Written request
Rewrite the records with "elevation view" replaced by "side view" and everything else unchanged. Leave the pictures out of your answer.

Records provided
········

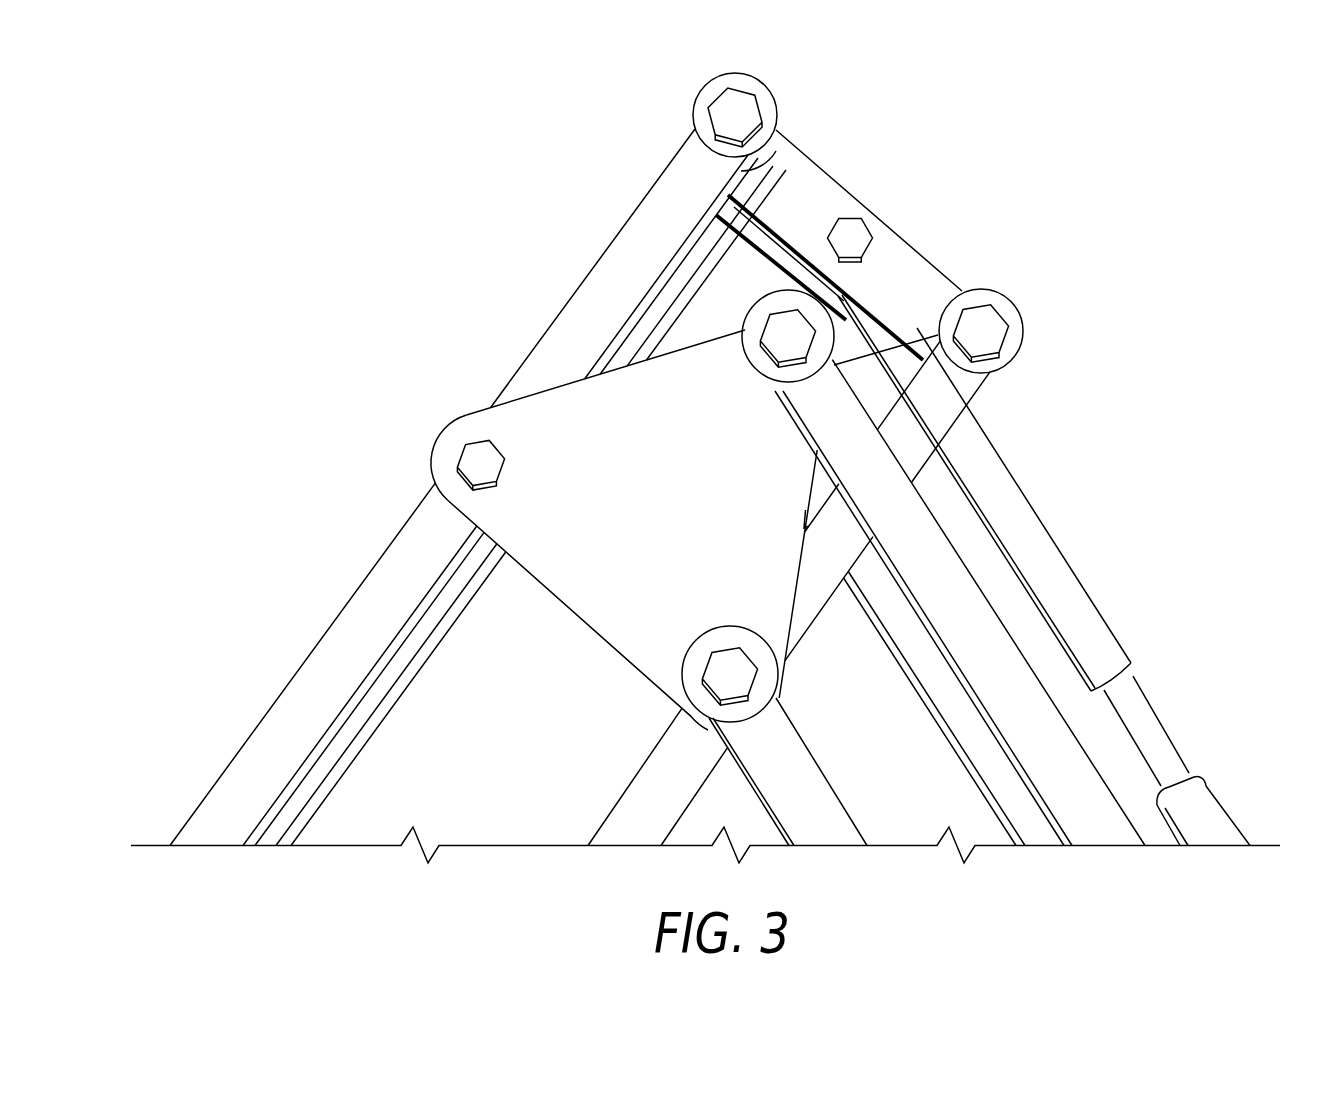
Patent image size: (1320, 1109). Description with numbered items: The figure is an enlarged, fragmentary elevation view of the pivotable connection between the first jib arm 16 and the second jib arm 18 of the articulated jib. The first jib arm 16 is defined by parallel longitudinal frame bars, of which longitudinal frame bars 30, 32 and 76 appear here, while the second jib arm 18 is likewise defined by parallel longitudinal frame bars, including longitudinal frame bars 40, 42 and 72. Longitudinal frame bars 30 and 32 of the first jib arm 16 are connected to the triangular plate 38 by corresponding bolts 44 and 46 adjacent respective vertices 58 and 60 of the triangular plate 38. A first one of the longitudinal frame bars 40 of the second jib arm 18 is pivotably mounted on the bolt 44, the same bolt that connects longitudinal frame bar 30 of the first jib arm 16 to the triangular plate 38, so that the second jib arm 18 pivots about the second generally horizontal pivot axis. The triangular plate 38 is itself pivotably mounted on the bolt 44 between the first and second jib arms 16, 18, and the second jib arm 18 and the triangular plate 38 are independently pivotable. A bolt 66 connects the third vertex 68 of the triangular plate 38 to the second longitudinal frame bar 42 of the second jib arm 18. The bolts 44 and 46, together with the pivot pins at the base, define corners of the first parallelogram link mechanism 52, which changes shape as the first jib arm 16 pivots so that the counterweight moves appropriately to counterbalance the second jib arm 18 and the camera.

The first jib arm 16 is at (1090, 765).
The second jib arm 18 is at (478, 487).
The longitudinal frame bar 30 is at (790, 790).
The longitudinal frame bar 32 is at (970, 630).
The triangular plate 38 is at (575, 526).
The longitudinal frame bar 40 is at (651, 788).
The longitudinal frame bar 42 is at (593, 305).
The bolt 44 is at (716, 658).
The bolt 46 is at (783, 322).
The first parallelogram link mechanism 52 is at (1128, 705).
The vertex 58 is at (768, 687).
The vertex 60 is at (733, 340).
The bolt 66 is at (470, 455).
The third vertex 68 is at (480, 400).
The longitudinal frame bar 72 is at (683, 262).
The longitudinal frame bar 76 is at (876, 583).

········

Task result
Patent image size: (1320, 1109). Description with numbered items: The figure is an enlarged, fragmentary side view of the pivotable connection between the first jib arm 16 and the second jib arm 18 of the articulated jib. The first jib arm 16 is defined by parallel longitudinal frame bars, of which longitudinal frame bars 30, 32 and 76 appear here, while the second jib arm 18 is likewise defined by parallel longitudinal frame bars, including longitudinal frame bars 40, 42 and 72. Longitudinal frame bars 30 and 32 of the first jib arm 16 are connected to the triangular plate 38 by corresponding bolts 44 and 46 adjacent respective vertices 58 and 60 of the triangular plate 38. A first one of the longitudinal frame bars 40 of the second jib arm 18 is pivotably mounted on the bolt 44, the same bolt that connects longitudinal frame bar 30 of the first jib arm 16 to the triangular plate 38, so that the second jib arm 18 pivots about the second generally horizontal pivot axis. The triangular plate 38 is itself pivotably mounted on the bolt 44 between the first and second jib arms 16, 18, and the second jib arm 18 and the triangular plate 38 are independently pivotable. A bolt 66 connects the third vertex 68 of the triangular plate 38 to the second longitudinal frame bar 42 of the second jib arm 18. The bolts 44 and 46, together with the pivot pins at the base, define corners of the first parallelogram link mechanism 52, which changes shape as the first jib arm 16 pivots so that the counterweight moves appropriately to counterbalance the second jib arm 18 and the camera.

The first jib arm 16 is at (1090, 765).
The second jib arm 18 is at (478, 487).
The longitudinal frame bar 30 is at (790, 790).
The longitudinal frame bar 32 is at (970, 630).
The triangular plate 38 is at (575, 526).
The longitudinal frame bar 40 is at (651, 788).
The longitudinal frame bar 42 is at (593, 305).
The bolt 44 is at (716, 658).
The bolt 46 is at (783, 322).
The first parallelogram link mechanism 52 is at (1128, 705).
The vertex 58 is at (768, 687).
The vertex 60 is at (733, 340).
The bolt 66 is at (470, 455).
The third vertex 68 is at (480, 400).
The longitudinal frame bar 72 is at (683, 262).
The longitudinal frame bar 76 is at (876, 583).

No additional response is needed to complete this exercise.